Objectif 1
Recopiez à l'identique les enregistrements, du tout début jusqu'à la ligne qui contient « video-file-icon: [30, 272, 44, 286] », cette dernière comprise.

Extrait du document
——

« Sommes-nous vraiment mieux lotis que les papillons ? Larves, ne sommes-nous pas privés de regard et de parole, étouffés dans la masse de nos formes embryonnaires ? Et pourtant déjà fantômes, bientôt revenants (larvae), puisqu’on s’apprête à nous donner un nom et un prénom que des morts, bien avant nous, avaient portés ? Chrysalides, ne sommes-nous pas privés d’expérience et de sagesse, étouffés dans nos langes ou nos malaises d’enfants ? Et pourtant déjà spectres de cette origine qui nous traverse, nous revêt et nous habite entièrement ? Imagos, ne sommes-nous pas privés du choix de changer de peau – de forme, de couleur – étouffés dans les savantes symétries de notre belle parure ? Et donc déjà voués à servir de trophée, de représentation, d’ancêtre transfixé, pour ceux qui voudront bientôt nous utiliser comme fantômes, transmettre notre nom à leurs petites larves, e così via… ?

——

Données
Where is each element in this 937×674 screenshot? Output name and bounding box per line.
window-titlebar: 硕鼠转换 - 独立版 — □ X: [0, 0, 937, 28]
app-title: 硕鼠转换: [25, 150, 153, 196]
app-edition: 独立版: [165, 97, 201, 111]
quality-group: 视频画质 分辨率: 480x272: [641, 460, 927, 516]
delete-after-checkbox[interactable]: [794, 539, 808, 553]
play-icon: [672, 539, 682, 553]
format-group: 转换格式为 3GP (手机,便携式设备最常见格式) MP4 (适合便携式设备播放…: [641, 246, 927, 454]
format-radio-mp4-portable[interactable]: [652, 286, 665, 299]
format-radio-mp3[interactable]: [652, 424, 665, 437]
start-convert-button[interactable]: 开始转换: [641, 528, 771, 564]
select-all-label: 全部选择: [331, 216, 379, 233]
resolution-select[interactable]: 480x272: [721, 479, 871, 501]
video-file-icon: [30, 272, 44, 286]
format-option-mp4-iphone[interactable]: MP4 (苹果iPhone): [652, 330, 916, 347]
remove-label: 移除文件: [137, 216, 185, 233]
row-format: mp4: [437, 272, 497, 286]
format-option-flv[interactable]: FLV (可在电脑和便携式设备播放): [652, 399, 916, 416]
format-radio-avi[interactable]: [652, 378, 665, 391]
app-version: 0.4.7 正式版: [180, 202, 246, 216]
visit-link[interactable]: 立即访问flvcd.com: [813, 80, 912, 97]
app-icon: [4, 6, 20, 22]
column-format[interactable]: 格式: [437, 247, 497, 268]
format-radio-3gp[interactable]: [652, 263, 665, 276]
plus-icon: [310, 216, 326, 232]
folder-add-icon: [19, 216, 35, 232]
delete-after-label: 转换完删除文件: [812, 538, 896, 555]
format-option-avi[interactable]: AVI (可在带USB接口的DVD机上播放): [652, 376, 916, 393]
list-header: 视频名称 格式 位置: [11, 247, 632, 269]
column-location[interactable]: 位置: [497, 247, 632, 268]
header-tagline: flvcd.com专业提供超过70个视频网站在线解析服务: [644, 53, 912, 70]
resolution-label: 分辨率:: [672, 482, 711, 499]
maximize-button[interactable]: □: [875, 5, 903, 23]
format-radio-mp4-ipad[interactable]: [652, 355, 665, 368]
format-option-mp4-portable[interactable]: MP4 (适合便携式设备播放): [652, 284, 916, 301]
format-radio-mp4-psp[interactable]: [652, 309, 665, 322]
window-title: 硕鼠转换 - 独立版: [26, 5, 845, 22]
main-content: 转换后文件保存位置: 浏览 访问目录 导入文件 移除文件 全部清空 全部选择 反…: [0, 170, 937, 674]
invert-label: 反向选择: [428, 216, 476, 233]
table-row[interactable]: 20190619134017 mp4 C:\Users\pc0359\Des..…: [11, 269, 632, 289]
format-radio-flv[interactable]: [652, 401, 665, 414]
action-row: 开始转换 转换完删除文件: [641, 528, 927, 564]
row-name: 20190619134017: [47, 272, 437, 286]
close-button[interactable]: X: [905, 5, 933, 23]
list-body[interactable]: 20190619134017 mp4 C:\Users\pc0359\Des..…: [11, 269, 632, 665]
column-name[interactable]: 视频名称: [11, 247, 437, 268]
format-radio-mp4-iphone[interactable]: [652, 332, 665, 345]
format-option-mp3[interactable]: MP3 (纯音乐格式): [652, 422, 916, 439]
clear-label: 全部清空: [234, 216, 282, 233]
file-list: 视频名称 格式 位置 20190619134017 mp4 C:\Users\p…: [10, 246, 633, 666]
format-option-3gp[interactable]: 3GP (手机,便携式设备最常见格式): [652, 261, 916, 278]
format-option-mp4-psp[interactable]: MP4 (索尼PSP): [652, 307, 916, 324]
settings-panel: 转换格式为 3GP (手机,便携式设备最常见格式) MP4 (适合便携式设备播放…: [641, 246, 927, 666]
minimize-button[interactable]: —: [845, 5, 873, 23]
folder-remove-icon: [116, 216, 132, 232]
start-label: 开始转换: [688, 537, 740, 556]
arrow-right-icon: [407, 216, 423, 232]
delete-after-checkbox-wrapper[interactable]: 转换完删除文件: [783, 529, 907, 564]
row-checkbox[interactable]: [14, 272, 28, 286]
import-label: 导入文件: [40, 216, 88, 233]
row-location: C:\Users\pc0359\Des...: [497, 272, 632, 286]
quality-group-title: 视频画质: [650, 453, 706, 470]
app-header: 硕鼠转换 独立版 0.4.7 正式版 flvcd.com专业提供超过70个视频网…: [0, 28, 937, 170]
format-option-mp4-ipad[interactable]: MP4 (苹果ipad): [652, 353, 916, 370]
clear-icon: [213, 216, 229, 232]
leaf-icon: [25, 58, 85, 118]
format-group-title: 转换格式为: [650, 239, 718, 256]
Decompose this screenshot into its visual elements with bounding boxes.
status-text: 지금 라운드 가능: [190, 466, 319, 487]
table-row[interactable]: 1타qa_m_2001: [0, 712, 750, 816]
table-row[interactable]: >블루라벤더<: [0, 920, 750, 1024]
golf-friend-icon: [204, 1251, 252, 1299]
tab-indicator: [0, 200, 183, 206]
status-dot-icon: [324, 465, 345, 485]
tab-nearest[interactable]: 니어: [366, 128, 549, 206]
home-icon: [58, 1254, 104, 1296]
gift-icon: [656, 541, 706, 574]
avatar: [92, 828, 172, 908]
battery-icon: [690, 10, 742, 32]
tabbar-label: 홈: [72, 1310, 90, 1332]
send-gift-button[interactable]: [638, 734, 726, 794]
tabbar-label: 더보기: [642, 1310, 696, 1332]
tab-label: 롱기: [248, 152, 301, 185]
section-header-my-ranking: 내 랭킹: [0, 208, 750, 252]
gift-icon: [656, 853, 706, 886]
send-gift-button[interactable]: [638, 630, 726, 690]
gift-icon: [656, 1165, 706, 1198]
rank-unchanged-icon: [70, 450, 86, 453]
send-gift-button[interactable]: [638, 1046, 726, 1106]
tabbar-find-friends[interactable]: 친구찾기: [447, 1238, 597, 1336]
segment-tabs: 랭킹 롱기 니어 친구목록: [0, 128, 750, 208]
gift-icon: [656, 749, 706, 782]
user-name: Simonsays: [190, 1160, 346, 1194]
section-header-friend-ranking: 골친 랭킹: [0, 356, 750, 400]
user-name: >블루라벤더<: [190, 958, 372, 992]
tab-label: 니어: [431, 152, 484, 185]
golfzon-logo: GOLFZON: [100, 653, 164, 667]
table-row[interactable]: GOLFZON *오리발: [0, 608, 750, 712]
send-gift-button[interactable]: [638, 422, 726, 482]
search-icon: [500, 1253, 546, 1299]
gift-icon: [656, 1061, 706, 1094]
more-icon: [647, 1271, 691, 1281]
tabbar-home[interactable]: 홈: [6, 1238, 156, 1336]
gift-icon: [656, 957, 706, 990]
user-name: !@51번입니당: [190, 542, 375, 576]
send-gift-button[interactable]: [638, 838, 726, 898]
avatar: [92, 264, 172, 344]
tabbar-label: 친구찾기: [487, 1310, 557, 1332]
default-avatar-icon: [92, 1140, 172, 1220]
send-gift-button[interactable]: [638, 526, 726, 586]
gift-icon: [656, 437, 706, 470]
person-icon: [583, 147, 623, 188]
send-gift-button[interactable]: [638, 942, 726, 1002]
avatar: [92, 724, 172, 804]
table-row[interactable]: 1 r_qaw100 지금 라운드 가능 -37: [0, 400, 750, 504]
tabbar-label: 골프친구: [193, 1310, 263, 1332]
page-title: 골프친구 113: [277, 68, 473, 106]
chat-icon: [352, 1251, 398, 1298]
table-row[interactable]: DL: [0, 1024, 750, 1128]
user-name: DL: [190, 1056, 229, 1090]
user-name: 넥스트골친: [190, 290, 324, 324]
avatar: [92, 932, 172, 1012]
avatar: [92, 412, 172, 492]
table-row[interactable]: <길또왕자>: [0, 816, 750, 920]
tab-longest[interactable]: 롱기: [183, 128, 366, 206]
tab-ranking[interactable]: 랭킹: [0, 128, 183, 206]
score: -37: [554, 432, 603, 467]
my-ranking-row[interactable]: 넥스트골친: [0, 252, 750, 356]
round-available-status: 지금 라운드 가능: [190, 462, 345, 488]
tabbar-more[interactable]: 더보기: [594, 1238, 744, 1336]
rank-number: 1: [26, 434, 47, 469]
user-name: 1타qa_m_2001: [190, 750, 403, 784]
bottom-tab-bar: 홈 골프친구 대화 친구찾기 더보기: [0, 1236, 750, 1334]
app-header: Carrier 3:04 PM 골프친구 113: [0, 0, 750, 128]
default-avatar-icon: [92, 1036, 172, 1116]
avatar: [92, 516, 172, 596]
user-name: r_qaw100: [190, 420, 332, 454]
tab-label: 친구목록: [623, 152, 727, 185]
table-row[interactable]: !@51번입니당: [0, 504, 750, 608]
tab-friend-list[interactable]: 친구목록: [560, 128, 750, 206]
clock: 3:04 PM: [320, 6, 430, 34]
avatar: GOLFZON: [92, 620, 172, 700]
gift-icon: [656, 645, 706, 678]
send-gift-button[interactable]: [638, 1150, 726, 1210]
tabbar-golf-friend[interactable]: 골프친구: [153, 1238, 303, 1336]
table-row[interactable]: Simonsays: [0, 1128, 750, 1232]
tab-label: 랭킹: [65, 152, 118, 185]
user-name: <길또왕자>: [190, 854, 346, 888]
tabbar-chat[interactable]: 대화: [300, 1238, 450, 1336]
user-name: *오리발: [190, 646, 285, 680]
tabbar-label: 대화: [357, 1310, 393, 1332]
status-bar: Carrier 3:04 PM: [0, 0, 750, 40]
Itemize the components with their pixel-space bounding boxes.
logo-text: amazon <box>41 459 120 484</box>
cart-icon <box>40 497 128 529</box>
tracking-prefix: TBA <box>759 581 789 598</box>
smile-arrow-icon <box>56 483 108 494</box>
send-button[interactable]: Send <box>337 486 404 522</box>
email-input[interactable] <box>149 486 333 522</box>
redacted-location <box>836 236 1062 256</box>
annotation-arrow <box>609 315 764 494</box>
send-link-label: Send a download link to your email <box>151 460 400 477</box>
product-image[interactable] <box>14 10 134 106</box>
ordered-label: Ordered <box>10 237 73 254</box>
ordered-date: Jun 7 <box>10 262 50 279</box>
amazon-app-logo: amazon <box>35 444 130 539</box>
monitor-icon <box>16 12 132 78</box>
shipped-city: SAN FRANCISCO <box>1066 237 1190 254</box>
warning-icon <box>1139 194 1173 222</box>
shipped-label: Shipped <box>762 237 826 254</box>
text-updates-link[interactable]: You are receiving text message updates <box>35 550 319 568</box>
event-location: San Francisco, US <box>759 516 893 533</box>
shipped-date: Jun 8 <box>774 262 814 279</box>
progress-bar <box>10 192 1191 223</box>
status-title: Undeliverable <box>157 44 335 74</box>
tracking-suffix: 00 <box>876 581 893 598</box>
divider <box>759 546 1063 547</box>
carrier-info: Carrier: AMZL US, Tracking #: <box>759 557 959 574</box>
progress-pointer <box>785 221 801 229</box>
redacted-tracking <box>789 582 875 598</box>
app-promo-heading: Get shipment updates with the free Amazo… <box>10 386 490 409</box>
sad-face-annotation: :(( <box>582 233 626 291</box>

——

Objectif 2
Dans l'extrait sur les papillons, de quoi les imagos sont-ils privés ?

Corrigé 1
Where is each element in this 937×674 screenshot? Output name and bounding box per line.
window-titlebar: 硕鼠转换 - 独立版 — □ X: [0, 0, 937, 28]
app-title: 硕鼠转换: [25, 150, 153, 196]
app-edition: 独立版: [165, 97, 201, 111]
quality-group: 视频画质 分辨率: 480x272: [641, 460, 927, 516]
delete-after-checkbox[interactable]: [794, 539, 808, 553]
play-icon: [672, 539, 682, 553]
format-group: 转换格式为 3GP (手机,便携式设备最常见格式) MP4 (适合便携式设备播放…: [641, 246, 927, 454]
format-radio-mp4-portable[interactable]: [652, 286, 665, 299]
format-radio-mp3[interactable]: [652, 424, 665, 437]
start-convert-button[interactable]: 开始转换: [641, 528, 771, 564]
select-all-label: 全部选择: [331, 216, 379, 233]
resolution-select[interactable]: 480x272: [721, 479, 871, 501]
video-file-icon: [30, 272, 44, 286]

Corrigé 2
Ils sont privés du choix de changer de peau, c'est-à-dire de forme et de couleur.